--- BEGIN Stored data ---

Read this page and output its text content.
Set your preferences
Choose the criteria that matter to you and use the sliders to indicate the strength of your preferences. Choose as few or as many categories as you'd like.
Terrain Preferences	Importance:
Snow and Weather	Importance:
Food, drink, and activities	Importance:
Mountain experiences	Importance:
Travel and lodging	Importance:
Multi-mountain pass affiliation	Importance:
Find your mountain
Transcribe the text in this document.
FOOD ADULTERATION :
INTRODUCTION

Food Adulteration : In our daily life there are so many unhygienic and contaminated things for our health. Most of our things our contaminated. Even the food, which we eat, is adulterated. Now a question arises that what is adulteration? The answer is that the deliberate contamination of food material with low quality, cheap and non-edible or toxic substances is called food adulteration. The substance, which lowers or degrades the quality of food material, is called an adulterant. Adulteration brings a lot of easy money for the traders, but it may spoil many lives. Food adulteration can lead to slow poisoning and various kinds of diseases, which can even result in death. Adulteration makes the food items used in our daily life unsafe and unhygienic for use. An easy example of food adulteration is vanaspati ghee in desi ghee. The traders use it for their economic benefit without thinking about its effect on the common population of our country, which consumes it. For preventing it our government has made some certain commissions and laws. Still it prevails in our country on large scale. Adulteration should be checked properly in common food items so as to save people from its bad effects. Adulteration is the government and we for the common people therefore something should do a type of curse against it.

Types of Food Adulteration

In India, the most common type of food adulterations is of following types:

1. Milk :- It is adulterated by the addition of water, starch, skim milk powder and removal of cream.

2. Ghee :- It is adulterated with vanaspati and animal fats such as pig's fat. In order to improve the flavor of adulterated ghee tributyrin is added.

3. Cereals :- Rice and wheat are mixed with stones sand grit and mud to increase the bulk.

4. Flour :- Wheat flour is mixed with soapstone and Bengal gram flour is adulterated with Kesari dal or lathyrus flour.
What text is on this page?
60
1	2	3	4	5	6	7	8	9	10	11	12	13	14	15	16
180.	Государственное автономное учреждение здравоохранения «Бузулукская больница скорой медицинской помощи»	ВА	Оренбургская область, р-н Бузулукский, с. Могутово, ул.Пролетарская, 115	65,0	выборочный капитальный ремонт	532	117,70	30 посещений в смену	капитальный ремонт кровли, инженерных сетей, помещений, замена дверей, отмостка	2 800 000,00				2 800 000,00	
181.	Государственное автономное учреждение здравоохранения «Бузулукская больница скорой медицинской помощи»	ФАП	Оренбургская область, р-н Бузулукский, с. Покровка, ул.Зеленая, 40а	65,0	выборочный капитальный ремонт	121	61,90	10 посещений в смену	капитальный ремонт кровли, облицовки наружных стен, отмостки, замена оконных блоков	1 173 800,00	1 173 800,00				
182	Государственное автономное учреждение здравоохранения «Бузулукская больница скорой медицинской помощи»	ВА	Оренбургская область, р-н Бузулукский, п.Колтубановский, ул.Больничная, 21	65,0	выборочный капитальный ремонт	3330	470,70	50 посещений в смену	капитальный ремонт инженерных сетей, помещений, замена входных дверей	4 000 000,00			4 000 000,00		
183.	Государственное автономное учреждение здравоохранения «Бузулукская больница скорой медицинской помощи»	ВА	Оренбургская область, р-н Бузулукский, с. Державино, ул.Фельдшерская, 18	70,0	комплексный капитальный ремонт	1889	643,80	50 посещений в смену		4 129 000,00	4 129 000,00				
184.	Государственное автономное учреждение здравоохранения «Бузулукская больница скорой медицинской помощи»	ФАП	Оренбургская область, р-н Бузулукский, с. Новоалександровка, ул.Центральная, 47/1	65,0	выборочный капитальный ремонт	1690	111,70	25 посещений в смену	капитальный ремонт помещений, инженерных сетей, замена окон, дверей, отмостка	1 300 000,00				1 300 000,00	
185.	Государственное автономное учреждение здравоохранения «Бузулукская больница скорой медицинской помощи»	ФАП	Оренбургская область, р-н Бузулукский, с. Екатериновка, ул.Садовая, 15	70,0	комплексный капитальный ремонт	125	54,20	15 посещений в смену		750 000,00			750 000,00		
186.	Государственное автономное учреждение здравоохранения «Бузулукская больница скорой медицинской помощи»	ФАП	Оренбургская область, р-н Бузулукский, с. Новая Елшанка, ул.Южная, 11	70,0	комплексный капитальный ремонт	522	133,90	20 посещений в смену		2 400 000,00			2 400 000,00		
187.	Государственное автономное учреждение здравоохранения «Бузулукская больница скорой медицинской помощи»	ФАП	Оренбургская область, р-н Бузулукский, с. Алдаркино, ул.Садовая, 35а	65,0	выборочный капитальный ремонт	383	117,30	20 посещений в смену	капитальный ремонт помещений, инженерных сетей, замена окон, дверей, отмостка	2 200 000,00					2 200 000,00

--- END Stored data ---

■ **Stated task**
Exactly reproduce the material above.

■ **Exercise response**
Read this page and output its text content.
Set your preferences
Choose the criteria that matter to you and use the sliders to indicate the strength of your preferences. Choose as few or as many categories as you'd like.
Terrain Preferences	Importance:
Snow and Weather	Importance:
Food, drink, and activities	Importance:
Mountain experiences	Importance:
Travel and lodging	Importance:
Multi-mountain pass affiliation	Importance:
Find your mountain
Transcribe the text in this document.
FOOD ADULTERATION :
INTRODUCTION

Food Adulteration : In our daily life there are so many unhygienic and contaminated things for our health. Most of our things our contaminated. Even the food, which we eat, is adulterated. Now a question arises that what is adulteration? The answer is that the deliberate contamination of food material with low quality, cheap and non-edible or toxic substances is called food adulteration. The substance, which lowers or degrades the quality of food material, is called an adulterant. Adulteration brings a lot of easy money for the traders, but it may spoil many lives. Food adulteration can lead to slow poisoning and various kinds of diseases, which can even result in death. Adulteration makes the food items used in our daily life unsafe and unhygienic for use. An easy example of food adulteration is vanaspati ghee in desi ghee. The traders use it for their economic benefit without thinking about its effect on the common population of our country, which consumes it. For preventing it our government has made some certain commissions and laws. Still it prevails in our country on large scale. Adulteration should be checked properly in common food items so as to save people from its bad effects. Adulteration is the government and we for the common people therefore something should do a type of curse against it.

Types of Food Adulteration

In India, the most common type of food adulterations is of following types:

1. Milk :- It is adulterated by the addition of water, starch, skim milk powder and removal of cream.

2. Ghee :- It is adulterated with vanaspati and animal fats such as pig's fat. In order to improve the flavor of adulterated ghee tributyrin is added.

3. Cereals :- Rice and wheat are mixed with stones sand grit and mud to increase the bulk.

4. Flour :- Wheat flour is mixed with soapstone and Bengal gram flour is adulterated with Kesari dal or lathyrus flour.
What text is on this page?
60
1	2	3	4	5	6	7	8	9	10	11	12	13	14	15	16
180.	Государственное автономное учреждение здравоохранения «Бузулукская больница скорой медицинской помощи»	ВА	Оренбургская область, р-н Бузулукский, с. Могутово, ул.Пролетарская, 115	65,0	выборочный капитальный ремонт	532	117,70	30 посещений в смену	капитальный ремонт кровли, инженерных сетей, помещений, замена дверей, отмостка	2 800 000,00				2 800 000,00	
181.	Государственное автономное учреждение здравоохранения «Бузулукская больница скорой медицинской помощи»	ФАП	Оренбургская область, р-н Бузулукский, с. Покровка, ул.Зеленая, 40а	65,0	выборочный капитальный ремонт	121	61,90	10 посещений в смену	капитальный ремонт кровли, облицовки наружных стен, отмостки, замена оконных блоков	1 173 800,00	1 173 800,00				
182	Государственное автономное учреждение здравоохранения «Бузулукская больница скорой медицинской помощи»	ВА	Оренбургская область, р-н Бузулукский, п.Колтубановский, ул.Больничная, 21	65,0	выборочный капитальный ремонт	3330	470,70	50 посещений в смену	капитальный ремонт инженерных сетей, помещений, замена входных дверей	4 000 000,00			4 000 000,00		
183.	Государственное автономное учреждение здравоохранения «Бузулукская больница скорой медицинской помощи»	ВА	Оренбургская область, р-н Бузулукский, с. Державино, ул.Фельдшерская, 18	70,0	комплексный капитальный ремонт	1889	643,80	50 посещений в смену		4 129 000,00	4 129 000,00				
184.	Государственное автономное учреждение здравоохранения «Бузулукская больница скорой медицинской помощи»	ФАП	Оренбургская область, р-н Бузулукский, с. Новоалександровка, ул.Центральная, 47/1	65,0	выборочный капитальный ремонт	1690	111,70	25 посещений в смену	капитальный ремонт помещений, инженерных сетей, замена окон, дверей, отмостка	1 300 000,00				1 300 000,00	
185.	Государственное автономное учреждение здравоохранения «Бузулукская больница скорой медицинской помощи»	ФАП	Оренбургская область, р-н Бузулукский, с. Екатериновка, ул.Садовая, 15	70,0	комплексный капитальный ремонт	125	54,20	15 посещений в смену		750 000,00			750 000,00		
186.	Государственное автономное учреждение здравоохранения «Бузулукская больница скорой медицинской помощи»	ФАП	Оренбургская область, р-н Бузулукский, с. Новая Елшанка, ул.Южная, 11	70,0	комплексный капитальный ремонт	522	133,90	20 посещений в смену		2 400 000,00			2 400 000,00		
187.	Государственное автономное учреждение здравоохранения «Бузулукская больница скорой медицинской помощи»	ФАП	Оренбургская область, р-н Бузулукский, с. Алдаркино, ул.Садовая, 35а	65,0	выборочный капитальный ремонт	383	117,30	20 посещений в смену	капитальный ремонт помещений, инженерных сетей, замена окон, дверей, отмостка	2 200 000,00					2 200 000,00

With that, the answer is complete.